■ Exercise description
Output every entry exactly as written.

■ Extracted records

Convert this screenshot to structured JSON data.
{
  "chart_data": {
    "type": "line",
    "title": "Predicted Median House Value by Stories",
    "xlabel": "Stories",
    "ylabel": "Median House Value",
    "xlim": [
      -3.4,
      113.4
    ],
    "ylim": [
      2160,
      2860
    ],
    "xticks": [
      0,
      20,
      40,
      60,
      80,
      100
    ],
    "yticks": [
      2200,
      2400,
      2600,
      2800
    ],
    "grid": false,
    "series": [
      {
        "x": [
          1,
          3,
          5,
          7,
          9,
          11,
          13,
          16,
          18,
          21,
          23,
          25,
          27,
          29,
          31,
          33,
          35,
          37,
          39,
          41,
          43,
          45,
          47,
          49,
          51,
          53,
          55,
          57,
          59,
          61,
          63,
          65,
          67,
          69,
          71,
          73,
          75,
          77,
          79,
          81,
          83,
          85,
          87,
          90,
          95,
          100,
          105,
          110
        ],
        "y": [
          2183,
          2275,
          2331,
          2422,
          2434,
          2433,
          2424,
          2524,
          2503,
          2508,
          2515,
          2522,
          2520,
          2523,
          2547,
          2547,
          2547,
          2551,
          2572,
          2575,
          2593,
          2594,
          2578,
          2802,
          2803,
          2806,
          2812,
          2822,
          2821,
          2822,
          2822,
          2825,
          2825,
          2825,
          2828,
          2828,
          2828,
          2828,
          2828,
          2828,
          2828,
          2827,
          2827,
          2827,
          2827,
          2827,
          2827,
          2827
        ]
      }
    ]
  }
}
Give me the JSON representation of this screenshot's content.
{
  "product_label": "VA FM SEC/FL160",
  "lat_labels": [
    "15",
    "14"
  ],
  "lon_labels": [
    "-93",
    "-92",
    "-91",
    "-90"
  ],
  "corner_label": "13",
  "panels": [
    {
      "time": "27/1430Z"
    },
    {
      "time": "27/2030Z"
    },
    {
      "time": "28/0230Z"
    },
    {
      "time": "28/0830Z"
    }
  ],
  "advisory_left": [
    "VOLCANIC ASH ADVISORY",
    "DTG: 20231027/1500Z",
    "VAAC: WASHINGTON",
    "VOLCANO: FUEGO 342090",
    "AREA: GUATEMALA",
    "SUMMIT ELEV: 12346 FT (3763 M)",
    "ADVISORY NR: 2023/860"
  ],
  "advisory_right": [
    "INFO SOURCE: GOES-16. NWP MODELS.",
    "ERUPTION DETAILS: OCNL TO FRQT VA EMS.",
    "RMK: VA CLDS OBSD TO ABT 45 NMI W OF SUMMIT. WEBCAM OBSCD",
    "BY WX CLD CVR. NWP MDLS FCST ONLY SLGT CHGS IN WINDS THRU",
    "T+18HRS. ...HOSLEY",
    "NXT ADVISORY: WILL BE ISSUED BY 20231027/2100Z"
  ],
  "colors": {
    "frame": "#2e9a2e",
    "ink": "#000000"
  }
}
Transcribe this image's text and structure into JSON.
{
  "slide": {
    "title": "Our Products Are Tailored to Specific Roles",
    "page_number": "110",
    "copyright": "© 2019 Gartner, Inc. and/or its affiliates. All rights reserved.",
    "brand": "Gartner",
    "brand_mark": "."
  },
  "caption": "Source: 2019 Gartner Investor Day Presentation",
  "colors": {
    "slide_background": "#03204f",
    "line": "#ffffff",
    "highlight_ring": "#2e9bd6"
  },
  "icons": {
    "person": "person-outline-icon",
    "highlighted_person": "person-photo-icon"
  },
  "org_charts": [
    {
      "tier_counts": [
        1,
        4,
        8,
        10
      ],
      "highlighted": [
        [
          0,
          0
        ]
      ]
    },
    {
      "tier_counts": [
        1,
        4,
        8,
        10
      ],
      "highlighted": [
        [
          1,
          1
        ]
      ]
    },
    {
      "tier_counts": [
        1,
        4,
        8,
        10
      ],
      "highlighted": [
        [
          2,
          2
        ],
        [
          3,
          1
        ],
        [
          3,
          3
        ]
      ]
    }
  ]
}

■ Expected output
Convert this screenshot to structured JSON data.
{
  "chart_data": {
    "type": "line",
    "title": "Predicted Median House Value by Stories",
    "xlabel": "Stories",
    "ylabel": "Median House Value",
    "xlim": [
      -3.4,
      113.4
    ],
    "ylim": [
      2160,
      2860
    ],
    "xticks": [
      0,
      20,
      40,
      60,
      80,
      100
    ],
    "yticks": [
      2200,
      2400,
      2600,
      2800
    ],
    "grid": false,
    "series": [
      {
        "x": [
          1,
          3,
          5,
          7,
          9,
          11,
          13,
          16,
          18,
          21,
          23,
          25,
          27,
          29,
          31,
          33,
          35,
          37,
          39,
          41,
          43,
          45,
          47,
          49,
          51,
          53,
          55,
          57,
          59,
          61,
          63,
          65,
          67,
          69,
          71,
          73,
          75,
          77,
          79,
          81,
          83,
          85,
          87,
          90,
          95,
          100,
          105,
          110
        ],
        "y": [
          2183,
          2275,
          2331,
          2422,
          2434,
          2433,
          2424,
          2524,
          2503,
          2508,
          2515,
          2522,
          2520,
          2523,
          2547,
          2547,
          2547,
          2551,
          2572,
          2575,
          2593,
          2594,
          2578,
          2802,
          2803,
          2806,
          2812,
          2822,
          2821,
          2822,
          2822,
          2825,
          2825,
          2825,
          2828,
          2828,
          2828,
          2828,
          2828,
          2828,
          2828,
          2827,
          2827,
          2827,
          2827,
          2827,
          2827,
          2827
        ]
      }
    ]
  }
}
Give me the JSON representation of this screenshot's content.
{
  "product_label": "VA FM SEC/FL160",
  "lat_labels": [
    "15",
    "14"
  ],
  "lon_labels": [
    "-93",
    "-92",
    "-91",
    "-90"
  ],
  "corner_label": "13",
  "panels": [
    {
      "time": "27/1430Z"
    },
    {
      "time": "27/2030Z"
    },
    {
      "time": "28/0230Z"
    },
    {
      "time": "28/0830Z"
    }
  ],
  "advisory_left": [
    "VOLCANIC ASH ADVISORY",
    "DTG: 20231027/1500Z",
    "VAAC: WASHINGTON",
    "VOLCANO: FUEGO 342090",
    "AREA: GUATEMALA",
    "SUMMIT ELEV: 12346 FT (3763 M)",
    "ADVISORY NR: 2023/860"
  ],
  "advisory_right": [
    "INFO SOURCE: GOES-16. NWP MODELS.",
    "ERUPTION DETAILS: OCNL TO FRQT VA EMS.",
    "RMK: VA CLDS OBSD TO ABT 45 NMI W OF SUMMIT. WEBCAM OBSCD",
    "BY WX CLD CVR. NWP MDLS FCST ONLY SLGT CHGS IN WINDS THRU",
    "T+18HRS. ...HOSLEY",
    "NXT ADVISORY: WILL BE ISSUED BY 20231027/2100Z"
  ],
  "colors": {
    "frame": "#2e9a2e",
    "ink": "#000000"
  }
}
Transcribe this image's text and structure into JSON.
{
  "slide": {
    "title": "Our Products Are Tailored to Specific Roles",
    "page_number": "110",
    "copyright": "© 2019 Gartner, Inc. and/or its affiliates. All rights reserved.",
    "brand": "Gartner",
    "brand_mark": "."
  },
  "caption": "Source: 2019 Gartner Investor Day Presentation",
  "colors": {
    "slide_background": "#03204f",
    "line": "#ffffff",
    "highlight_ring": "#2e9bd6"
  },
  "icons": {
    "person": "person-outline-icon",
    "highlighted_person": "person-photo-icon"
  },
  "org_charts": [
    {
      "tier_counts": [
        1,
        4,
        8,
        10
      ],
      "highlighted": [
        [
          0,
          0
        ]
      ]
    },
    {
      "tier_counts": [
        1,
        4,
        8,
        10
      ],
      "highlighted": [
        [
          1,
          1
        ]
      ]
    },
    {
      "tier_counts": [
        1,
        4,
        8,
        10
      ],
      "highlighted": [
        [
          2,
          2
        ],
        [
          3,
          1
        ],
        [
          3,
          3
        ]
      ]
    }
  ]
}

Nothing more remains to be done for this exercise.